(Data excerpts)
········
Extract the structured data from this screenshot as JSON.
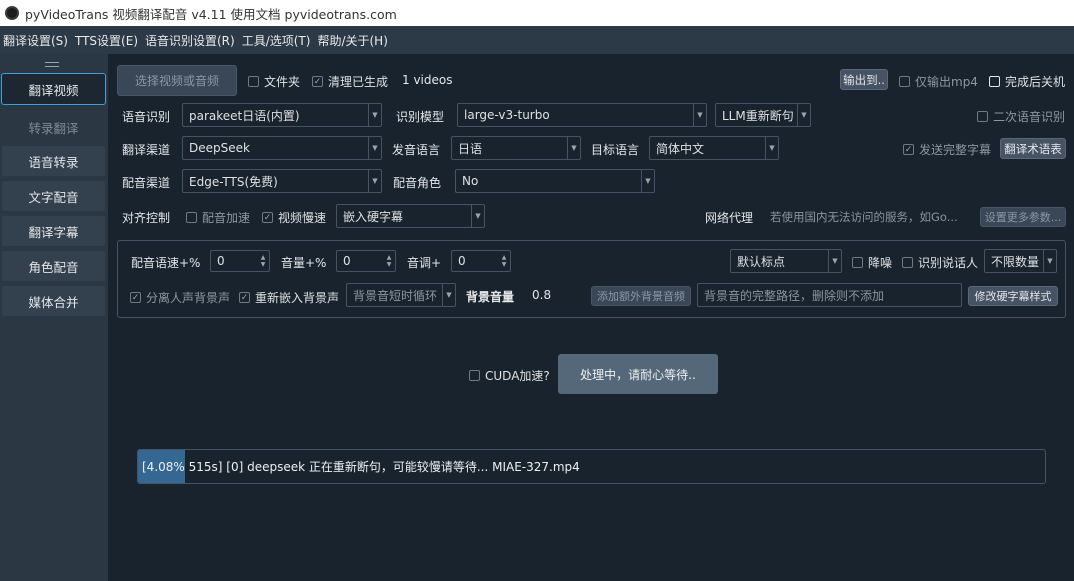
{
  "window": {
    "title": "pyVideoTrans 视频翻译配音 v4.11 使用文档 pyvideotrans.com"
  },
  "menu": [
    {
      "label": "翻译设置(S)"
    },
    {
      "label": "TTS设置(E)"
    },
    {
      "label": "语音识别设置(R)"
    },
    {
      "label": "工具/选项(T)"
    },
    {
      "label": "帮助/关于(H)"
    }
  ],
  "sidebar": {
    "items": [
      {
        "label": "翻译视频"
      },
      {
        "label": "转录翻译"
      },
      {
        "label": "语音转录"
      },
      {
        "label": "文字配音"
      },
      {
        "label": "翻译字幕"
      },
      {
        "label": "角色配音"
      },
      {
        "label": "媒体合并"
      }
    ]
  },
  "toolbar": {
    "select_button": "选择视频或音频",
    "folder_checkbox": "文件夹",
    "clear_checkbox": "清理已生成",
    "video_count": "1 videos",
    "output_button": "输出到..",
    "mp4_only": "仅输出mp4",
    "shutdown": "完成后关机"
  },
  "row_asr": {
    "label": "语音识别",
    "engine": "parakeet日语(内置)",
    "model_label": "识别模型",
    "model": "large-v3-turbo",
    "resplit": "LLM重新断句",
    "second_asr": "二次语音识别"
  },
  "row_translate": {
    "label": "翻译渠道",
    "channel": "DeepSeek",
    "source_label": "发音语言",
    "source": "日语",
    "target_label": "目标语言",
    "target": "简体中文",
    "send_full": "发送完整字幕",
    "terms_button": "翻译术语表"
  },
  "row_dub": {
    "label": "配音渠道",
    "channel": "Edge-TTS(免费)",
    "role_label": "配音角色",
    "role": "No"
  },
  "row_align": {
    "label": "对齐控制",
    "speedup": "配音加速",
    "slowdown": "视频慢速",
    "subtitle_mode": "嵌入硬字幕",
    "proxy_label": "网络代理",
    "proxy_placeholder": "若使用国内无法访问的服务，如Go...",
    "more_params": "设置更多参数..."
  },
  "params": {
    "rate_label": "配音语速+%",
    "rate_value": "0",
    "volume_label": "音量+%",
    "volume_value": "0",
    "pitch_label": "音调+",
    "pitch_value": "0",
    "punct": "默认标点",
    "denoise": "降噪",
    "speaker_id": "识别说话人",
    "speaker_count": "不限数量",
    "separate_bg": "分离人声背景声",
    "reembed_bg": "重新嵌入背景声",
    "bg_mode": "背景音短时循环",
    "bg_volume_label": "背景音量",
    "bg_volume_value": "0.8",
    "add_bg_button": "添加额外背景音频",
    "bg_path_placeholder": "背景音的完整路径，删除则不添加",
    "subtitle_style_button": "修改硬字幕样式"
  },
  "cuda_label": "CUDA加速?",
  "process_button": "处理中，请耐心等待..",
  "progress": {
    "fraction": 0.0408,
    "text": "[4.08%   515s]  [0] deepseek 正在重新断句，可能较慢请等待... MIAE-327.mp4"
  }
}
········
__Exercise description__.
Return the material exactly as given, apart from the pictures.

__Written solution__.
Extract the structured data from this screenshot as JSON.
{
  "window": {
    "title": "pyVideoTrans 视频翻译配音 v4.11 使用文档 pyvideotrans.com"
  },
  "menu": [
    {
      "label": "翻译设置(S)"
    },
    {
      "label": "TTS设置(E)"
    },
    {
      "label": "语音识别设置(R)"
    },
    {
      "label": "工具/选项(T)"
    },
    {
      "label": "帮助/关于(H)"
    }
  ],
  "sidebar": {
    "items": [
      {
        "label": "翻译视频"
      },
      {
        "label": "转录翻译"
      },
      {
        "label": "语音转录"
      },
      {
        "label": "文字配音"
      },
      {
        "label": "翻译字幕"
      },
      {
        "label": "角色配音"
      },
      {
        "label": "媒体合并"
      }
    ]
  },
  "toolbar": {
    "select_button": "选择视频或音频",
    "folder_checkbox": "文件夹",
    "clear_checkbox": "清理已生成",
    "video_count": "1 videos",
    "output_button": "输出到..",
    "mp4_only": "仅输出mp4",
    "shutdown": "完成后关机"
  },
  "row_asr": {
    "label": "语音识别",
    "engine": "parakeet日语(内置)",
    "model_label": "识别模型",
    "model": "large-v3-turbo",
    "resplit": "LLM重新断句",
    "second_asr": "二次语音识别"
  },
  "row_translate": {
    "label": "翻译渠道",
    "channel": "DeepSeek",
    "source_label": "发音语言",
    "source": "日语",
    "target_label": "目标语言",
    "target": "简体中文",
    "send_full": "发送完整字幕",
    "terms_button": "翻译术语表"
  },
  "row_dub": {
    "label": "配音渠道",
    "channel": "Edge-TTS(免费)",
    "role_label": "配音角色",
    "role": "No"
  },
  "row_align": {
    "label": "对齐控制",
    "speedup": "配音加速",
    "slowdown": "视频慢速",
    "subtitle_mode": "嵌入硬字幕",
    "proxy_label": "网络代理",
    "proxy_placeholder": "若使用国内无法访问的服务，如Go...",
    "more_params": "设置更多参数..."
  },
  "params": {
    "rate_label": "配音语速+%",
    "rate_value": "0",
    "volume_label": "音量+%",
    "volume_value": "0",
    "pitch_label": "音调+",
    "pitch_value": "0",
    "punct": "默认标点",
    "denoise": "降噪",
    "speaker_id": "识别说话人",
    "speaker_count": "不限数量",
    "separate_bg": "分离人声背景声",
    "reembed_bg": "重新嵌入背景声",
    "bg_mode": "背景音短时循环",
    "bg_volume_label": "背景音量",
    "bg_volume_value": "0.8",
    "add_bg_button": "添加额外背景音频",
    "bg_path_placeholder": "背景音的完整路径，删除则不添加",
    "subtitle_style_button": "修改硬字幕样式"
  },
  "cuda_label": "CUDA加速?",
  "process_button": "处理中，请耐心等待..",
  "progress": {
    "fraction": 0.0408,
    "text": "[4.08%   515s]  [0] deepseek 正在重新断句，可能较慢请等待... MIAE-327.mp4"
  }
}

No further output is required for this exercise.